Please give the lines below, from the one containing "table-row[interactable]: 2 VAR" through the one containing "row-pret: 6.26: [1274, 480, 1326, 506]", as a numbered list, leaving out any blank lines.

## Provided records
◇ ◇ ◇ ◇ ◇
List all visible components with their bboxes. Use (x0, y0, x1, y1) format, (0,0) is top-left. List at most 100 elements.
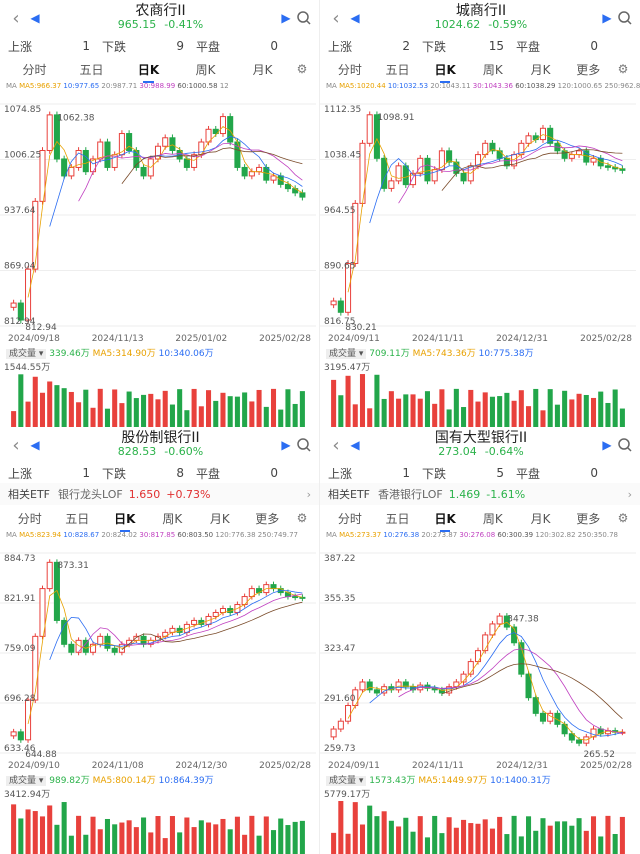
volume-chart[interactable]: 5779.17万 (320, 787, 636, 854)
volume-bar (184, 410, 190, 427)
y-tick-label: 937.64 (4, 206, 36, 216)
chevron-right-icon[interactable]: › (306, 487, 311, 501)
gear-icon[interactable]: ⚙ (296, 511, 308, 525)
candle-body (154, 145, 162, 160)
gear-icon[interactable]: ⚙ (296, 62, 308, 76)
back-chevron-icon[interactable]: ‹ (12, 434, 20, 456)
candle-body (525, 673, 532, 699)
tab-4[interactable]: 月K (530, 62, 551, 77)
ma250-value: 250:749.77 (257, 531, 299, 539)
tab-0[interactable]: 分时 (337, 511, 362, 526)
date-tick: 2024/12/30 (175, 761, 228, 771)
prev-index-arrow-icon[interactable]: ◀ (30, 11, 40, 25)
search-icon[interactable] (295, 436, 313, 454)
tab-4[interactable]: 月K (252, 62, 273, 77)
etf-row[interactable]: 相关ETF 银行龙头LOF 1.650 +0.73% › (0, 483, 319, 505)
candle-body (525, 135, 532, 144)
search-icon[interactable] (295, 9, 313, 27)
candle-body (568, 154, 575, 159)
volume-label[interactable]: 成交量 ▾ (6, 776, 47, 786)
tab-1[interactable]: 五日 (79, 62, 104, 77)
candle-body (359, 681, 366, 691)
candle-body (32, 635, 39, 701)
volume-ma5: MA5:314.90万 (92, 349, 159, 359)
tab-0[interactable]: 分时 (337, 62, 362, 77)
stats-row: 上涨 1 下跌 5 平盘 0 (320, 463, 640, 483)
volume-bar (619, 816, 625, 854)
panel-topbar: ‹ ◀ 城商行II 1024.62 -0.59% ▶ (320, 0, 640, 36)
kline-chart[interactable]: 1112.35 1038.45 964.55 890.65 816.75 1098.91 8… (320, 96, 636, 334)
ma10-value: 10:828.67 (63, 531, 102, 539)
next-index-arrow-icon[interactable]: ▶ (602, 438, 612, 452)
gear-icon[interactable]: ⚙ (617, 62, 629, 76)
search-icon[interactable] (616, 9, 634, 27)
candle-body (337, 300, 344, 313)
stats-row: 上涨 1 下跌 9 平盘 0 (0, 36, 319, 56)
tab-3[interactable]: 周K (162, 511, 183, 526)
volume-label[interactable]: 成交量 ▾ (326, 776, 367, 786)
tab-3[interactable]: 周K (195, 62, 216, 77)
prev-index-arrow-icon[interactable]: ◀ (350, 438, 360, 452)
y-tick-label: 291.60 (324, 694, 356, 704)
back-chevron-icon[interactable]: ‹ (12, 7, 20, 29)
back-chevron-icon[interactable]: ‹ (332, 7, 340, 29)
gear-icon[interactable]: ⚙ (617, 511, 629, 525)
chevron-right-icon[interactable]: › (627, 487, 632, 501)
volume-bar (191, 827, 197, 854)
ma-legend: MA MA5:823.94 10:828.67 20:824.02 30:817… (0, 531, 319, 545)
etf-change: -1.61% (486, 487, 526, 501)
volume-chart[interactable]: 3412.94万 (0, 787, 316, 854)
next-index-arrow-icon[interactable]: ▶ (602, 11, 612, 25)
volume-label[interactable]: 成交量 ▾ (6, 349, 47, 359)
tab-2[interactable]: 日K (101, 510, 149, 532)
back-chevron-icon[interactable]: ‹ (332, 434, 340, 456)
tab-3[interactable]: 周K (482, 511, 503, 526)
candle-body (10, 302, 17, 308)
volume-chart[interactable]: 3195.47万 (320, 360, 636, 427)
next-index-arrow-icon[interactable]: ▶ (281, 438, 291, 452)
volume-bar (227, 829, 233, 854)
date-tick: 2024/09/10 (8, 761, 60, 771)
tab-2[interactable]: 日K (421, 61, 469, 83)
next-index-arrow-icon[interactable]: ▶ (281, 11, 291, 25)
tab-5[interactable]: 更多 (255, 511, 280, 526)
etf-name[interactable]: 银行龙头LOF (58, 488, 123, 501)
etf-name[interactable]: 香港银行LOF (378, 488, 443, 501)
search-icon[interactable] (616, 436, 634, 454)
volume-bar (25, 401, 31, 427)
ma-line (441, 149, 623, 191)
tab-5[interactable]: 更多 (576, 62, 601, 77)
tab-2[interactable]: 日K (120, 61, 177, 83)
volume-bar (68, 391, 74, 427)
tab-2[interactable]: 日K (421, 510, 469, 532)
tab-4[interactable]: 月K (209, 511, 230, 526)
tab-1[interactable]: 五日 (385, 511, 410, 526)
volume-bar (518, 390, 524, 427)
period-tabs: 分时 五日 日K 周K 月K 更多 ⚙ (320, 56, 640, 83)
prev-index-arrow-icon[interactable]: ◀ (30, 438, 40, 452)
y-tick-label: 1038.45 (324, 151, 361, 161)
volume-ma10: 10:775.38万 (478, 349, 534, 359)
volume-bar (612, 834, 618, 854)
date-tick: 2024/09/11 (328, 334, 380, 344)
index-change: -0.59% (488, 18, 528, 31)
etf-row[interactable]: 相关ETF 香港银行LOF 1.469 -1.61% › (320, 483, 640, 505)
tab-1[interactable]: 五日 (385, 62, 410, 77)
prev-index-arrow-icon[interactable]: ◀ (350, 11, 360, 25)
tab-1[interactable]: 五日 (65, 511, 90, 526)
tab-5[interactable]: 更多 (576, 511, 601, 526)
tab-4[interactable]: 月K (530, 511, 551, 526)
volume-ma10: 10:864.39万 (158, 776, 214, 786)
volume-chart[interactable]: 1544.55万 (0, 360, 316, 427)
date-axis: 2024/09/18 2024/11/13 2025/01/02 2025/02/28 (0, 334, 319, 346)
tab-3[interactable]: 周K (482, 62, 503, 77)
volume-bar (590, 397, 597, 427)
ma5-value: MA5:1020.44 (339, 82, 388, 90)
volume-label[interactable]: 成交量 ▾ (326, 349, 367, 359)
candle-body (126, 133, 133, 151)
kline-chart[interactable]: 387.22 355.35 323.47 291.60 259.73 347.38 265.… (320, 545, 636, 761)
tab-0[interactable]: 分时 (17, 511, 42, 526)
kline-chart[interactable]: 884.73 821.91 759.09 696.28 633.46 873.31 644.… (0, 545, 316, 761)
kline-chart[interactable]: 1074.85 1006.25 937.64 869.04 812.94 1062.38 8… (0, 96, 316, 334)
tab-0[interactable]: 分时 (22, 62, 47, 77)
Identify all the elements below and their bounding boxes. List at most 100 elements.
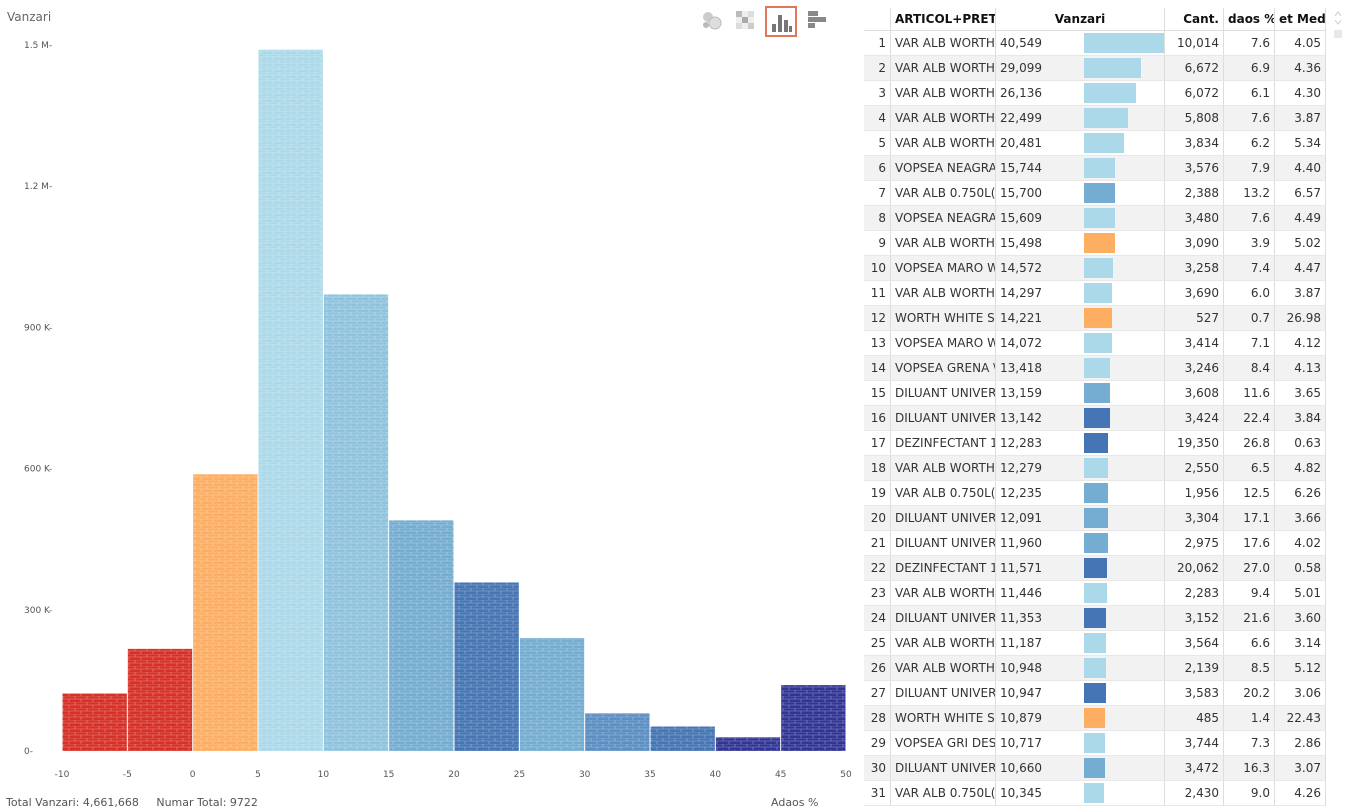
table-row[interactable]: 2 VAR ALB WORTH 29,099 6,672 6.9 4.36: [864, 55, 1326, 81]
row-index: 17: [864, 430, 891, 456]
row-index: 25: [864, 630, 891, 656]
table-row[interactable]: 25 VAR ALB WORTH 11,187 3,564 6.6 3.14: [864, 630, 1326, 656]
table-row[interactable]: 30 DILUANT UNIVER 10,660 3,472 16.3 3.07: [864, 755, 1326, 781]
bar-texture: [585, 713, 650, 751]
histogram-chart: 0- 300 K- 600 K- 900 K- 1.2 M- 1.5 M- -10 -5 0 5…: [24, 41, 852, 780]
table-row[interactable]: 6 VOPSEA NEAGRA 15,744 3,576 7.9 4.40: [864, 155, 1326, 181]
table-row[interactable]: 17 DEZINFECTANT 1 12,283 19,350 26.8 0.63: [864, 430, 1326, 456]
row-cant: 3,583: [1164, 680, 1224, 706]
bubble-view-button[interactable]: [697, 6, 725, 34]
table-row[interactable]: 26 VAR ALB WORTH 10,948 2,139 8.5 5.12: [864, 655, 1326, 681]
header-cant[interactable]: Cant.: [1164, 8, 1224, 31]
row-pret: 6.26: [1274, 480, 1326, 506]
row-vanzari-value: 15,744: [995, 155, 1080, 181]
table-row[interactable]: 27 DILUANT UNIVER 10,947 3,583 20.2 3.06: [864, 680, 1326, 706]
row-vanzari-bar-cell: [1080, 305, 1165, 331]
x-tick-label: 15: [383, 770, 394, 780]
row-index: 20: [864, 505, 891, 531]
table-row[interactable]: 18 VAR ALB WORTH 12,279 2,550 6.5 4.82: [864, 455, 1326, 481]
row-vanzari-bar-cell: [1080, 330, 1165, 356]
◇ ◇ ◇ ◇ ◇
## Task output
1. table-row[interactable]: 2 VAR ALB WORTH 29,099 6,672 6.9 4.36: [864, 55, 1326, 81]
2. row-index: 17: [864, 430, 891, 456]
3. row-index: 25: [864, 630, 891, 656]
4. table-row[interactable]: 25 VAR ALB WORTH 11,187 3,564 6.6 3.14: [864, 630, 1326, 656]
5. table-row[interactable]: 30 DILUANT UNIVER 10,660 3,472 16.3 3.07: [864, 755, 1326, 781]
6. bar-texture: [585, 713, 650, 751]
7. histogram-chart: 0- 300 K- 600 K- 900 K- 1.2 M- 1.5 M- -10 -5 0 5…: [24, 41, 852, 780]
8. table-row[interactable]: 6 VOPSEA NEAGRA 15,744 3,576 7.9 4.40: [864, 155, 1326, 181]
9. table-row[interactable]: 17 DEZINFECTANT 1 12,283 19,350 26.8 0.63: [864, 430, 1326, 456]
10. row-cant: 3,583: [1164, 680, 1224, 706]
11. bubble-view-button[interactable]: [697, 6, 725, 34]
12. table-row[interactable]: 26 VAR ALB WORTH 10,948 2,139 8.5 5.12: [864, 655, 1326, 681]
13. header-cant[interactable]: Cant.: [1164, 8, 1224, 31]
14. row-pret: 6.26: [1274, 480, 1326, 506]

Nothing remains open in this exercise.